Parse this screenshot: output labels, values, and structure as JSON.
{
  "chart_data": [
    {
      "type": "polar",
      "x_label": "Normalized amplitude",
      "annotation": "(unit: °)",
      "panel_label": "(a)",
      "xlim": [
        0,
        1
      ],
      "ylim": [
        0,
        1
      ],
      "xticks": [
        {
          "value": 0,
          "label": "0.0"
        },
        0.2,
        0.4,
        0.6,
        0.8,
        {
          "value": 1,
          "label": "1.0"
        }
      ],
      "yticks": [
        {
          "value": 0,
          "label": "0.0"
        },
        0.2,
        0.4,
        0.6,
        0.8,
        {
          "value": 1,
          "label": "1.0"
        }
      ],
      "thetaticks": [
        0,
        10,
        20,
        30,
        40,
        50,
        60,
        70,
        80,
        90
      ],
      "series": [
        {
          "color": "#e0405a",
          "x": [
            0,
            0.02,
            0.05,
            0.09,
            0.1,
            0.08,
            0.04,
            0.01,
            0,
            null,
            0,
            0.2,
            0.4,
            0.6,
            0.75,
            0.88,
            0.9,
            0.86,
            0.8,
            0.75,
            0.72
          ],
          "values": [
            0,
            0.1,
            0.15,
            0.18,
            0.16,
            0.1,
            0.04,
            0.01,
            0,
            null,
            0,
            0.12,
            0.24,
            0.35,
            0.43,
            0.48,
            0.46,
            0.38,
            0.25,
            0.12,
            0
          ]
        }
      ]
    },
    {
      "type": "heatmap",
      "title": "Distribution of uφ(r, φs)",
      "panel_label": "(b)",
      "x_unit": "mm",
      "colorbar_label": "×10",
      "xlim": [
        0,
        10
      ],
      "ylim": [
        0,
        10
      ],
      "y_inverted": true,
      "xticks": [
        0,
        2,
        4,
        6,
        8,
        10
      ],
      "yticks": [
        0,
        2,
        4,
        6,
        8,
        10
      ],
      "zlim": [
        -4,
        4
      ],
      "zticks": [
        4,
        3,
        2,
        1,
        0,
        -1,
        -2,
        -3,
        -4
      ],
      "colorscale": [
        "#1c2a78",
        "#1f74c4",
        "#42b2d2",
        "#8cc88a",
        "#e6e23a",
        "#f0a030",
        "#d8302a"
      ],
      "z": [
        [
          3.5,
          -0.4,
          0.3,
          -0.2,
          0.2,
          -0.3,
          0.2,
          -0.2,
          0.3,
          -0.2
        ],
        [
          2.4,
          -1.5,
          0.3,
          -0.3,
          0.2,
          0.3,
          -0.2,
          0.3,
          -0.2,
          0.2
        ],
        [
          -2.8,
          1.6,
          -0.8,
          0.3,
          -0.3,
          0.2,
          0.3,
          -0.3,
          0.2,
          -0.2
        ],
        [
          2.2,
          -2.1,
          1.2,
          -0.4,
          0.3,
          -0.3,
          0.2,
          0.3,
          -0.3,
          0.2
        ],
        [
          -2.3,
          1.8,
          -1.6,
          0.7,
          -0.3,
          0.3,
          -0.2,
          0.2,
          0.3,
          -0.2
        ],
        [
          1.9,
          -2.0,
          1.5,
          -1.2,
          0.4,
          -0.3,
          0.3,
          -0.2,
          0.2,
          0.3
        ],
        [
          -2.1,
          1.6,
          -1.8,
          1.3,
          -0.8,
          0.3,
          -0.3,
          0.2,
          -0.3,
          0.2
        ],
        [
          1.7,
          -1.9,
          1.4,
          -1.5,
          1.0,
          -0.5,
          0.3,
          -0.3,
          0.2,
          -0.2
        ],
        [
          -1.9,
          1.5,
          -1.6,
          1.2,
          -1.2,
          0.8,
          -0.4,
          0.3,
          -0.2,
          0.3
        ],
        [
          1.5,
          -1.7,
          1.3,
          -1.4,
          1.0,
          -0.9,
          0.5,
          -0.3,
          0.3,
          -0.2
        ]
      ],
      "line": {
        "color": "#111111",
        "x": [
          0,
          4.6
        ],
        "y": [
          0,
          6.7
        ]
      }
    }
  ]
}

..............................

**WHAT THE TASK REQUIRES**
Repeat the material above in full, exactly as it stands.

**TASK RESULT**
Parse this screenshot: output labels, values, and structure as JSON.
{
  "chart_data": [
    {
      "type": "polar",
      "x_label": "Normalized amplitude",
      "annotation": "(unit: °)",
      "panel_label": "(a)",
      "xlim": [
        0,
        1
      ],
      "ylim": [
        0,
        1
      ],
      "xticks": [
        {
          "value": 0,
          "label": "0.0"
        },
        0.2,
        0.4,
        0.6,
        0.8,
        {
          "value": 1,
          "label": "1.0"
        }
      ],
      "yticks": [
        {
          "value": 0,
          "label": "0.0"
        },
        0.2,
        0.4,
        0.6,
        0.8,
        {
          "value": 1,
          "label": "1.0"
        }
      ],
      "thetaticks": [
        0,
        10,
        20,
        30,
        40,
        50,
        60,
        70,
        80,
        90
      ],
      "series": [
        {
          "color": "#e0405a",
          "x": [
            0,
            0.02,
            0.05,
            0.09,
            0.1,
            0.08,
            0.04,
            0.01,
            0,
            null,
            0,
            0.2,
            0.4,
            0.6,
            0.75,
            0.88,
            0.9,
            0.86,
            0.8,
            0.75,
            0.72
          ],
          "values": [
            0,
            0.1,
            0.15,
            0.18,
            0.16,
            0.1,
            0.04,
            0.01,
            0,
            null,
            0,
            0.12,
            0.24,
            0.35,
            0.43,
            0.48,
            0.46,
            0.38,
            0.25,
            0.12,
            0
          ]
        }
      ]
    },
    {
      "type": "heatmap",
      "title": "Distribution of uφ(r, φs)",
      "panel_label": "(b)",
      "x_unit": "mm",
      "colorbar_label": "×10",
      "xlim": [
        0,
        10
      ],
      "ylim": [
        0,
        10
      ],
      "y_inverted": true,
      "xticks": [
        0,
        2,
        4,
        6,
        8,
        10
      ],
      "yticks": [
        0,
        2,
        4,
        6,
        8,
        10
      ],
      "zlim": [
        -4,
        4
      ],
      "zticks": [
        4,
        3,
        2,
        1,
        0,
        -1,
        -2,
        -3,
        -4
      ],
      "colorscale": [
        "#1c2a78",
        "#1f74c4",
        "#42b2d2",
        "#8cc88a",
        "#e6e23a",
        "#f0a030",
        "#d8302a"
      ],
      "z": [
        [
          3.5,
          -0.4,
          0.3,
          -0.2,
          0.2,
          -0.3,
          0.2,
          -0.2,
          0.3,
          -0.2
        ],
        [
          2.4,
          -1.5,
          0.3,
          -0.3,
          0.2,
          0.3,
          -0.2,
          0.3,
          -0.2,
          0.2
        ],
        [
          -2.8,
          1.6,
          -0.8,
          0.3,
          -0.3,
          0.2,
          0.3,
          -0.3,
          0.2,
          -0.2
        ],
        [
          2.2,
          -2.1,
          1.2,
          -0.4,
          0.3,
          -0.3,
          0.2,
          0.3,
          -0.3,
          0.2
        ],
        [
          -2.3,
          1.8,
          -1.6,
          0.7,
          -0.3,
          0.3,
          -0.2,
          0.2,
          0.3,
          -0.2
        ],
        [
          1.9,
          -2.0,
          1.5,
          -1.2,
          0.4,
          -0.3,
          0.3,
          -0.2,
          0.2,
          0.3
        ],
        [
          -2.1,
          1.6,
          -1.8,
          1.3,
          -0.8,
          0.3,
          -0.3,
          0.2,
          -0.3,
          0.2
        ],
        [
          1.7,
          -1.9,
          1.4,
          -1.5,
          1.0,
          -0.5,
          0.3,
          -0.3,
          0.2,
          -0.2
        ],
        [
          -1.9,
          1.5,
          -1.6,
          1.2,
          -1.2,
          0.8,
          -0.4,
          0.3,
          -0.2,
          0.3
        ],
        [
          1.5,
          -1.7,
          1.3,
          -1.4,
          1.0,
          -0.9,
          0.5,
          -0.3,
          0.3,
          -0.2
        ]
      ],
      "line": {
        "color": "#111111",
        "x": [
          0,
          4.6
        ],
        "y": [
          0,
          6.7
        ]
      }
    }
  ]
}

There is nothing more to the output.